Task directions: Pictures within the data are to be left out; everything else must be reproduced exactly.

Rows:
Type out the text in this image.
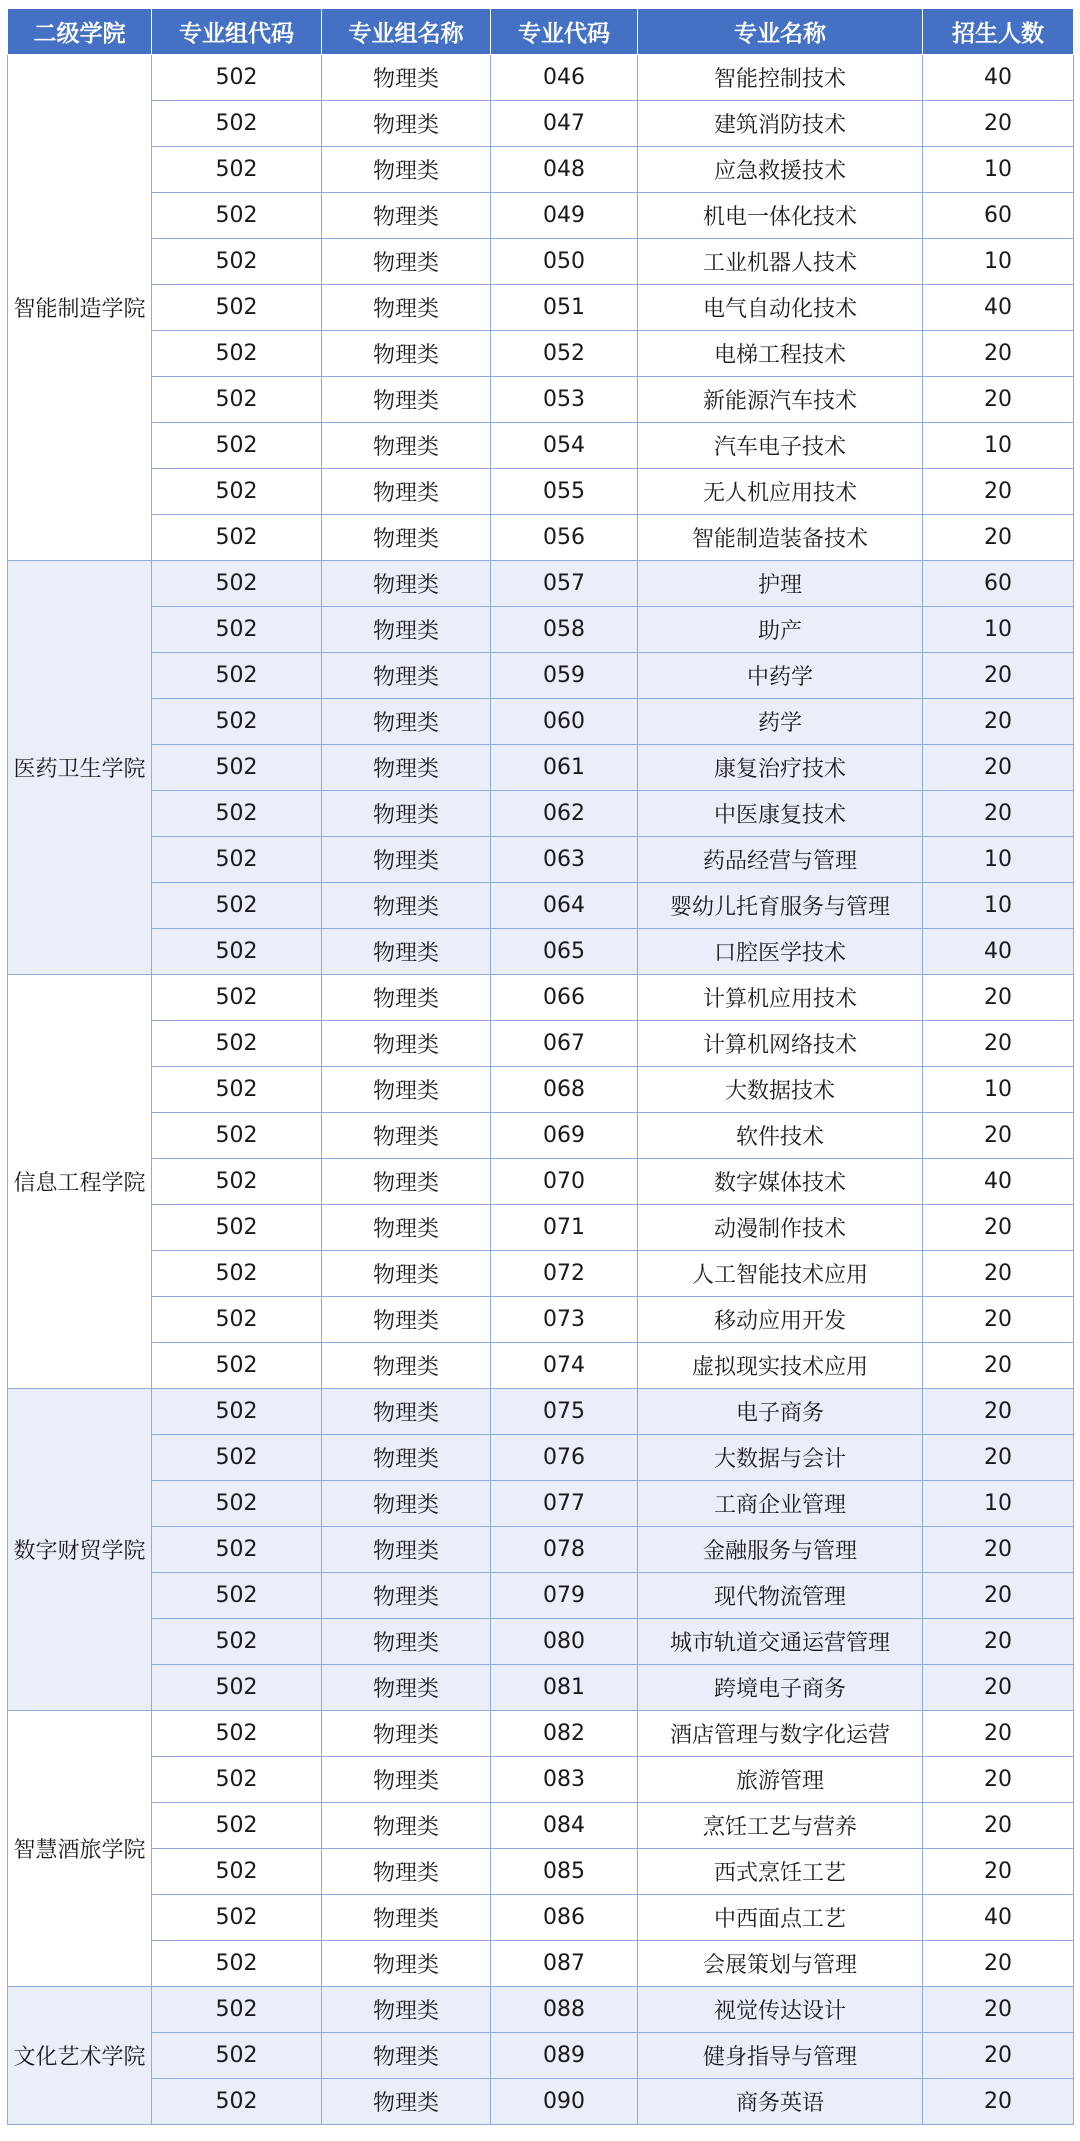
二级学院	专业组代码	专业组名称	专业代码	专业名称	招生人数
智能制造学院	502	物理类	046	智能控制技术	40
	502	物理类	047	建筑消防技术	20
	502	物理类	048	应急救援技术	10
	502	物理类	049	机电一体化技术	60
	502	物理类	050	工业机器人技术	10
	502	物理类	051	电气自动化技术	40
	502	物理类	052	电梯工程技术	20
	502	物理类	053	新能源汽车技术	20
	502	物理类	054	汽车电子技术	10
	502	物理类	055	无人机应用技术	20
	502	物理类	056	智能制造装备技术	20
医药卫生学院	502	物理类	057	护理	60
	502	物理类	058	助产	10
	502	物理类	059	中药学	20
	502	物理类	060	药学	20
	502	物理类	061	康复治疗技术	20
	502	物理类	062	中医康复技术	20
	502	物理类	063	药品经营与管理	10
	502	物理类	064	婴幼儿托育服务与管理	10
	502	物理类	065	口腔医学技术	40
信息工程学院	502	物理类	066	计算机应用技术	20
	502	物理类	067	计算机网络技术	20
	502	物理类	068	大数据技术	10
	502	物理类	069	软件技术	20
	502	物理类	070	数字媒体技术	40
	502	物理类	071	动漫制作技术	20
	502	物理类	072	人工智能技术应用	20
	502	物理类	073	移动应用开发	20
	502	物理类	074	虚拟现实技术应用	20
数字财贸学院	502	物理类	075	电子商务	20
	502	物理类	076	大数据与会计	20
	502	物理类	077	工商企业管理	10
	502	物理类	078	金融服务与管理	20
	502	物理类	079	现代物流管理	20
	502	物理类	080	城市轨道交通运营管理	20
	502	物理类	081	跨境电子商务	20
智慧酒旅学院	502	物理类	082	酒店管理与数字化运营	20
	502	物理类	083	旅游管理	20
	502	物理类	084	烹饪工艺与营养	20
	502	物理类	085	西式烹饪工艺	20
	502	物理类	086	中西面点工艺	40
	502	物理类	087	会展策划与管理	20
文化艺术学院	502	物理类	088	视觉传达设计	20
	502	物理类	089	健身指导与管理	20
	502	物理类	090	商务英语	20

Written solution:
Type out the text in this image.
二级学院	专业组代码	专业组名称	专业代码	专业名称	招生人数
智能制造学院	502	物理类	046	智能控制技术	40
	502	物理类	047	建筑消防技术	20
	502	物理类	048	应急救援技术	10
	502	物理类	049	机电一体化技术	60
	502	物理类	050	工业机器人技术	10
	502	物理类	051	电气自动化技术	40
	502	物理类	052	电梯工程技术	20
	502	物理类	053	新能源汽车技术	20
	502	物理类	054	汽车电子技术	10
	502	物理类	055	无人机应用技术	20
	502	物理类	056	智能制造装备技术	20
医药卫生学院	502	物理类	057	护理	60
	502	物理类	058	助产	10
	502	物理类	059	中药学	20
	502	物理类	060	药学	20
	502	物理类	061	康复治疗技术	20
	502	物理类	062	中医康复技术	20
	502	物理类	063	药品经营与管理	10
	502	物理类	064	婴幼儿托育服务与管理	10
	502	物理类	065	口腔医学技术	40
信息工程学院	502	物理类	066	计算机应用技术	20
	502	物理类	067	计算机网络技术	20
	502	物理类	068	大数据技术	10
	502	物理类	069	软件技术	20
	502	物理类	070	数字媒体技术	40
	502	物理类	071	动漫制作技术	20
	502	物理类	072	人工智能技术应用	20
	502	物理类	073	移动应用开发	20
	502	物理类	074	虚拟现实技术应用	20
数字财贸学院	502	物理类	075	电子商务	20
	502	物理类	076	大数据与会计	20
	502	物理类	077	工商企业管理	10
	502	物理类	078	金融服务与管理	20
	502	物理类	079	现代物流管理	20
	502	物理类	080	城市轨道交通运营管理	20
	502	物理类	081	跨境电子商务	20
智慧酒旅学院	502	物理类	082	酒店管理与数字化运营	20
	502	物理类	083	旅游管理	20
	502	物理类	084	烹饪工艺与营养	20
	502	物理类	085	西式烹饪工艺	20
	502	物理类	086	中西面点工艺	40
	502	物理类	087	会展策划与管理	20
文化艺术学院	502	物理类	088	视觉传达设计	20
	502	物理类	089	健身指导与管理	20
	502	物理类	090	商务英语	20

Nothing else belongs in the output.